Source text:

************

# Civil Exam Residency



## Clydon94 (Nov 11, 2014)

Do I need to live in the town I want to work for? Every time I talk to someone about the civil service exam and residency, no one seems to know the answer. I live 3 miles away from the police department in the town I would like to work for. Anyone know if I will be eligible?


----------



## felony (Oct 24, 2014)

Your residency preference is determined by the town in which you reside, not the location of the police department you want to work for. Example, you live in Milton but want to work in Boston, your residency preference will be for Milton.


----------



## Clydon94 (Nov 11, 2014)

felony said:


> Your residency preference is determined by the town in which you reside, not the location of the police department you want to work for. Example, you live in Milton but want to work in Boston, your residency preference will be for Milton.


C.31 section 58 confused me, because it says 10 miles of the towns perimeter.


----------



## Danusmc0321 (May 21, 2012)

That's if you get hired by the department, most places will let you live within a certain distance for civil service. But that has nothing to do with you getting a card for the town you wanna work for. You only have residency in the town you live in. The only chance you have of being hired by a civil service town that your not a resident of is if that town exhausts their list of residence and your a disabled vet.

************

Given instruction A:
Update the residency thread from "C.31 section 58" to "a disabled vet." by replacing "perimeter" with "boundary".
Given instruction B:
Answer these questions from the residency thread:
(i) How far does Clydon94 live from the police department in the town he would like to work for?
(ii) What distance does Clydon94 say C.31 section 58 mentions?
(iii) In felony's example, which town would the residency preference be for?

Data provided:
************

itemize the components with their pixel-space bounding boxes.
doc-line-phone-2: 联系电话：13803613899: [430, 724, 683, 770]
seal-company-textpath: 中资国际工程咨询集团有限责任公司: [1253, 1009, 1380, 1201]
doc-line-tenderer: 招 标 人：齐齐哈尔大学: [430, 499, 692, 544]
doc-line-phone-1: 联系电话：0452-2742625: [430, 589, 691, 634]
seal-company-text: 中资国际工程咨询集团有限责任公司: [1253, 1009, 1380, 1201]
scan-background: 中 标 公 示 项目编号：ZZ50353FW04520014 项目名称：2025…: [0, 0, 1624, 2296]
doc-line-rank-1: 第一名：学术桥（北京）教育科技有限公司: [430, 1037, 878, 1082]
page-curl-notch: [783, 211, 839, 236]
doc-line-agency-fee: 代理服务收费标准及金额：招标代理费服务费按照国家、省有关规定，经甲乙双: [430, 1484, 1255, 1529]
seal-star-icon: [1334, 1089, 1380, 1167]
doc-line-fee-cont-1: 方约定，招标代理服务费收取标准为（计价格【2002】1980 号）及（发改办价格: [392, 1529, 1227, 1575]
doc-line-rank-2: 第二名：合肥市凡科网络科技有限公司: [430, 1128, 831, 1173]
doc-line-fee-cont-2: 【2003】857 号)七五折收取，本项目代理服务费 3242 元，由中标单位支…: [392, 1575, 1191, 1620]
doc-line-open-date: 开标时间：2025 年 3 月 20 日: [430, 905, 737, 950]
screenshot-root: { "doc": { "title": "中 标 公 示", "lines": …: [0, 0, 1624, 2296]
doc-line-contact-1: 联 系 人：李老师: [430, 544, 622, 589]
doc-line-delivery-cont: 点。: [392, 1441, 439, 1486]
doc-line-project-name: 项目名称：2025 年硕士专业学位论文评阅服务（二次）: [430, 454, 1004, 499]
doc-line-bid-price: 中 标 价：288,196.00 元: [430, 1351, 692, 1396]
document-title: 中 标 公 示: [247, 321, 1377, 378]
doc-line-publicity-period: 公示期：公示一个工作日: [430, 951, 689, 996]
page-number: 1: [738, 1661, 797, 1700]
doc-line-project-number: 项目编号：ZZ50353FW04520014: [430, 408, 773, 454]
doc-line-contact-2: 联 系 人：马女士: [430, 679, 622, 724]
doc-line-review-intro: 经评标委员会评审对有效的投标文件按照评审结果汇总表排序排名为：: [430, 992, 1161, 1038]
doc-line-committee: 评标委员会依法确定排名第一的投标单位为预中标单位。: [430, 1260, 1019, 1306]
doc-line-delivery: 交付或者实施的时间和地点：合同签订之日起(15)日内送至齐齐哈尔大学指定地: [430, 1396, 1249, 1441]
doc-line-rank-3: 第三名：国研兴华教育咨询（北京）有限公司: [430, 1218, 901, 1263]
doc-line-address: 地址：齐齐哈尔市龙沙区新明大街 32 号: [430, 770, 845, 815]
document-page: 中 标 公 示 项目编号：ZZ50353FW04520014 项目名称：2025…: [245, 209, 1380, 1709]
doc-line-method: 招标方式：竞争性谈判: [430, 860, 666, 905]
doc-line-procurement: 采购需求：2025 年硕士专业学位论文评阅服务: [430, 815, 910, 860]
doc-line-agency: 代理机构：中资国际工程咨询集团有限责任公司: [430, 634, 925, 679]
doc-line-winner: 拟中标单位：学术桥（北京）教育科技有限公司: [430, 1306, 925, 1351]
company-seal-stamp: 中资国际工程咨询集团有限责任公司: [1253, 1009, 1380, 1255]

************

Written reply A:
C.31 section 58 confused me, because it says 10 miles of the towns boundary.


----------



## Danusmc0321 (May 21, 2012)

That's if you get hired by the department, most places will let you live within a certain distance for civil service. But that has nothing to do with you getting a card for the town you wanna work for. You only have residency in the town you live in. The only chance you have of being hired by a civil service town that your not a resident of is if that town exhausts their list of residence and your a disabled vet.

Written reply B:
(i) 3 miles
(ii) 10 miles of the town's perimeter
(iii) Milton